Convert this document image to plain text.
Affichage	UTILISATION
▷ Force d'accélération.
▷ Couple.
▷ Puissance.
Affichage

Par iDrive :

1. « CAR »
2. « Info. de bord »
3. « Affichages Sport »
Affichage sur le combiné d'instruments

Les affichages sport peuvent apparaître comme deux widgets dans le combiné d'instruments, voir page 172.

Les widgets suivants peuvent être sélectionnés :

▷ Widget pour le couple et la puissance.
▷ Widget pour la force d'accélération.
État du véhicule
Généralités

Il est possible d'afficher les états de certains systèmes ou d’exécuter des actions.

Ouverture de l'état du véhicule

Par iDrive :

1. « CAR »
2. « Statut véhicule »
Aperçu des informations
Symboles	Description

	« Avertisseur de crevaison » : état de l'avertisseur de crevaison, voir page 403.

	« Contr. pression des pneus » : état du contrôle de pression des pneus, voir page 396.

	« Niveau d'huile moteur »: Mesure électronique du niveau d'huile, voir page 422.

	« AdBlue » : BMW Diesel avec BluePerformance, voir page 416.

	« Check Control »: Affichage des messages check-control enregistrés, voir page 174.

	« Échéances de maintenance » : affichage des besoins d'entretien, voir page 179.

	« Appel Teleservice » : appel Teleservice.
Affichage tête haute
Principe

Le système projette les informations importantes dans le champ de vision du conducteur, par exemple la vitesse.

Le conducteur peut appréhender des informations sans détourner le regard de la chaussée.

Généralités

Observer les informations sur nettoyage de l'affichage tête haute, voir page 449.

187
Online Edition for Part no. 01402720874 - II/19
^^^^^^^^^^^^^^^^
From the listing above, reproduce all the lines exactly.

**EXERCISE OUTPUT:**
Convert this document image to plain text.
Affichage	UTILISATION
▷ Force d'accélération.
▷ Couple.
▷ Puissance.
Affichage

Par iDrive :

1. « CAR »
2. « Info. de bord »
3. « Affichages Sport »
Affichage sur le combiné d'instruments

Les affichages sport peuvent apparaître comme deux widgets dans le combiné d'instruments, voir page 172.

Les widgets suivants peuvent être sélectionnés :

▷ Widget pour le couple et la puissance.
▷ Widget pour la force d'accélération.
État du véhicule
Généralités

Il est possible d'afficher les états de certains systèmes ou d’exécuter des actions.

Ouverture de l'état du véhicule

Par iDrive :

1. « CAR »
2. « Statut véhicule »
Aperçu des informations
Symboles	Description

	« Avertisseur de crevaison » : état de l'avertisseur de crevaison, voir page 403.

	« Contr. pression des pneus » : état du contrôle de pression des pneus, voir page 396.

	« Niveau d'huile moteur »: Mesure électronique du niveau d'huile, voir page 422.

	« AdBlue » : BMW Diesel avec BluePerformance, voir page 416.

	« Check Control »: Affichage des messages check-control enregistrés, voir page 174.

	« Échéances de maintenance » : affichage des besoins d'entretien, voir page 179.

	« Appel Teleservice » : appel Teleservice.
Affichage tête haute
Principe

Le système projette les informations importantes dans le champ de vision du conducteur, par exemple la vitesse.

Le conducteur peut appréhender des informations sans détourner le regard de la chaussée.

Généralités

Observer les informations sur nettoyage de l'affichage tête haute, voir page 449.

187
Online Edition for Part no. 01402720874 - II/19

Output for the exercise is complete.